▶ AIM OF THE EXERCISE: Every line in the listing is to be echoed verbatim.

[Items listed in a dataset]
——————
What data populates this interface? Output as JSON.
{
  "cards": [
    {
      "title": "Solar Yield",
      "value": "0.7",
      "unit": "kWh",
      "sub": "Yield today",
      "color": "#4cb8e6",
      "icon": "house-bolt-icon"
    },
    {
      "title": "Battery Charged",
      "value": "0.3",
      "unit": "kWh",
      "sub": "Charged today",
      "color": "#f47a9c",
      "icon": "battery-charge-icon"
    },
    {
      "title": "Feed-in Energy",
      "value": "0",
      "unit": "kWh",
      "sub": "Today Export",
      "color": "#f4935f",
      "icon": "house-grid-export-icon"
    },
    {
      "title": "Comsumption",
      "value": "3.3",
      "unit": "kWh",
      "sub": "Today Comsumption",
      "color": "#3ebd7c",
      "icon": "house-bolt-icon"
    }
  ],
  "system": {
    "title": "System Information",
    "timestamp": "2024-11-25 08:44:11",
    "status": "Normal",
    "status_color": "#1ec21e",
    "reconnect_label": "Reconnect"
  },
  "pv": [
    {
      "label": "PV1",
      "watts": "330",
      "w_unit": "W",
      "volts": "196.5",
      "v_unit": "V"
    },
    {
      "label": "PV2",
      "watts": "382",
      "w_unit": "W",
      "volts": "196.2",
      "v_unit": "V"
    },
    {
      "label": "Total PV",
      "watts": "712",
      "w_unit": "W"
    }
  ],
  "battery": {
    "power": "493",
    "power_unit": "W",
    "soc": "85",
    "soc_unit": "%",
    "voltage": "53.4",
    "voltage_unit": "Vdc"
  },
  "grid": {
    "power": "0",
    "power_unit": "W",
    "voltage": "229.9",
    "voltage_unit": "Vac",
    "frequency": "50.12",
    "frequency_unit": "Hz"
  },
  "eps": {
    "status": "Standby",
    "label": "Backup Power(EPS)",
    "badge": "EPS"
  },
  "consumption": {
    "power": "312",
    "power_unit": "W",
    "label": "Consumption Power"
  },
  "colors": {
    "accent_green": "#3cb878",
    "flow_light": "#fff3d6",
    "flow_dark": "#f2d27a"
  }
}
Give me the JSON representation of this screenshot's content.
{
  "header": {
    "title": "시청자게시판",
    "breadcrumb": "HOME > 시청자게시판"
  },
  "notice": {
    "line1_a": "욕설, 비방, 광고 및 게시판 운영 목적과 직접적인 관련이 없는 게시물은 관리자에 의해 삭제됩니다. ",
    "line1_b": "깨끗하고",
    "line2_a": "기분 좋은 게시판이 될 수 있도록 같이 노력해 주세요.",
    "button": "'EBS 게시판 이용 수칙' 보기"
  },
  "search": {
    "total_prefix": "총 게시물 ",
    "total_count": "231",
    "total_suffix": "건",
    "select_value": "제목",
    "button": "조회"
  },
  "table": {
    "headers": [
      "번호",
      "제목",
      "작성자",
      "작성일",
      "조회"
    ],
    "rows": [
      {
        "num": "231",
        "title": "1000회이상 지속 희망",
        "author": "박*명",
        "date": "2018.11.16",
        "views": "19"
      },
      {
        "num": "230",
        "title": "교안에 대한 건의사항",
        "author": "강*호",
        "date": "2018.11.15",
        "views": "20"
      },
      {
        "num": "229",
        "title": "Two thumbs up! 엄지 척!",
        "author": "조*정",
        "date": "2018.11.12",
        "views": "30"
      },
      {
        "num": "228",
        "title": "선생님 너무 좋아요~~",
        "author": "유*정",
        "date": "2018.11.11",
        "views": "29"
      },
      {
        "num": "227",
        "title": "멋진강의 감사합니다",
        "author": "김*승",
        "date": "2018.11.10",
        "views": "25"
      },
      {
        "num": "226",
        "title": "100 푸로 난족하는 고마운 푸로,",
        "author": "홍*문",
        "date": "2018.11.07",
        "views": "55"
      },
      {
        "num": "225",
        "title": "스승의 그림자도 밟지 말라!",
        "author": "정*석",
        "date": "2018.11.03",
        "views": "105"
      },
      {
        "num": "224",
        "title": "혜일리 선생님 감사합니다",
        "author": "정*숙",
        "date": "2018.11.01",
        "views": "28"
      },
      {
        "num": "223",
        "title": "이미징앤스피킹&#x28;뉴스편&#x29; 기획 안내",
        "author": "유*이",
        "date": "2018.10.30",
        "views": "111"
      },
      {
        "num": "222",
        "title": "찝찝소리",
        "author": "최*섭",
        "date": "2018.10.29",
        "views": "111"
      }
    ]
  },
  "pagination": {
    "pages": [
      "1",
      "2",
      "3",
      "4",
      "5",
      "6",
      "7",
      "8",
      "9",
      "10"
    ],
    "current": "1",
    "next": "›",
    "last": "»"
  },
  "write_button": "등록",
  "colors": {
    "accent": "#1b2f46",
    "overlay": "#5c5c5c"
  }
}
——————
▶ CORRECT RESULT:
What data populates this interface? Output as JSON.
{
  "cards": [
    {
      "title": "Solar Yield",
      "value": "0.7",
      "unit": "kWh",
      "sub": "Yield today",
      "color": "#4cb8e6",
      "icon": "house-bolt-icon"
    },
    {
      "title": "Battery Charged",
      "value": "0.3",
      "unit": "kWh",
      "sub": "Charged today",
      "color": "#f47a9c",
      "icon": "battery-charge-icon"
    },
    {
      "title": "Feed-in Energy",
      "value": "0",
      "unit": "kWh",
      "sub": "Today Export",
      "color": "#f4935f",
      "icon": "house-grid-export-icon"
    },
    {
      "title": "Comsumption",
      "value": "3.3",
      "unit": "kWh",
      "sub": "Today Comsumption",
      "color": "#3ebd7c",
      "icon": "house-bolt-icon"
    }
  ],
  "system": {
    "title": "System Information",
    "timestamp": "2024-11-25 08:44:11",
    "status": "Normal",
    "status_color": "#1ec21e",
    "reconnect_label": "Reconnect"
  },
  "pv": [
    {
      "label": "PV1",
      "watts": "330",
      "w_unit": "W",
      "volts": "196.5",
      "v_unit": "V"
    },
    {
      "label": "PV2",
      "watts": "382",
      "w_unit": "W",
      "volts": "196.2",
      "v_unit": "V"
    },
    {
      "label": "Total PV",
      "watts": "712",
      "w_unit": "W"
    }
  ],
  "battery": {
    "power": "493",
    "power_unit": "W",
    "soc": "85",
    "soc_unit": "%",
    "voltage": "53.4",
    "voltage_unit": "Vdc"
  },
  "grid": {
    "power": "0",
    "power_unit": "W",
    "voltage": "229.9",
    "voltage_unit": "Vac",
    "frequency": "50.12",
    "frequency_unit": "Hz"
  },
  "eps": {
    "status": "Standby",
    "label": "Backup Power(EPS)",
    "badge": "EPS"
  },
  "consumption": {
    "power": "312",
    "power_unit": "W",
    "label": "Consumption Power"
  },
  "colors": {
    "accent_green": "#3cb878",
    "flow_light": "#fff3d6",
    "flow_dark": "#f2d27a"
  }
}
Give me the JSON representation of this screenshot's content.
{
  "header": {
    "title": "시청자게시판",
    "breadcrumb": "HOME > 시청자게시판"
  },
  "notice": {
    "line1_a": "욕설, 비방, 광고 및 게시판 운영 목적과 직접적인 관련이 없는 게시물은 관리자에 의해 삭제됩니다. ",
    "line1_b": "깨끗하고",
    "line2_a": "기분 좋은 게시판이 될 수 있도록 같이 노력해 주세요.",
    "button": "'EBS 게시판 이용 수칙' 보기"
  },
  "search": {
    "total_prefix": "총 게시물 ",
    "total_count": "231",
    "total_suffix": "건",
    "select_value": "제목",
    "button": "조회"
  },
  "table": {
    "headers": [
      "번호",
      "제목",
      "작성자",
      "작성일",
      "조회"
    ],
    "rows": [
      {
        "num": "231",
        "title": "1000회이상 지속 희망",
        "author": "박*명",
        "date": "2018.11.16",
        "views": "19"
      },
      {
        "num": "230",
        "title": "교안에 대한 건의사항",
        "author": "강*호",
        "date": "2018.11.15",
        "views": "20"
      },
      {
        "num": "229",
        "title": "Two thumbs up! 엄지 척!",
        "author": "조*정",
        "date": "2018.11.12",
        "views": "30"
      },
      {
        "num": "228",
        "title": "선생님 너무 좋아요~~",
        "author": "유*정",
        "date": "2018.11.11",
        "views": "29"
      },
      {
        "num": "227",
        "title": "멋진강의 감사합니다",
        "author": "김*승",
        "date": "2018.11.10",
        "views": "25"
      },
      {
        "num": "226",
        "title": "100 푸로 난족하는 고마운 푸로,",
        "author": "홍*문",
        "date": "2018.11.07",
        "views": "55"
      },
      {
        "num": "225",
        "title": "스승의 그림자도 밟지 말라!",
        "author": "정*석",
        "date": "2018.11.03",
        "views": "105"
      },
      {
        "num": "224",
        "title": "혜일리 선생님 감사합니다",
        "author": "정*숙",
        "date": "2018.11.01",
        "views": "28"
      },
      {
        "num": "223",
        "title": "이미징앤스피킹&#x28;뉴스편&#x29; 기획 안내",
        "author": "유*이",
        "date": "2018.10.30",
        "views": "111"
      },
      {
        "num": "222",
        "title": "찝찝소리",
        "author": "최*섭",
        "date": "2018.10.29",
        "views": "111"
      }
    ]
  },
  "pagination": {
    "pages": [
      "1",
      "2",
      "3",
      "4",
      "5",
      "6",
      "7",
      "8",
      "9",
      "10"
    ],
    "current": "1",
    "next": "›",
    "last": "»"
  },
  "write_button": "등록",
  "colors": {
    "accent": "#1b2f46",
    "overlay": "#5c5c5c"
  }
}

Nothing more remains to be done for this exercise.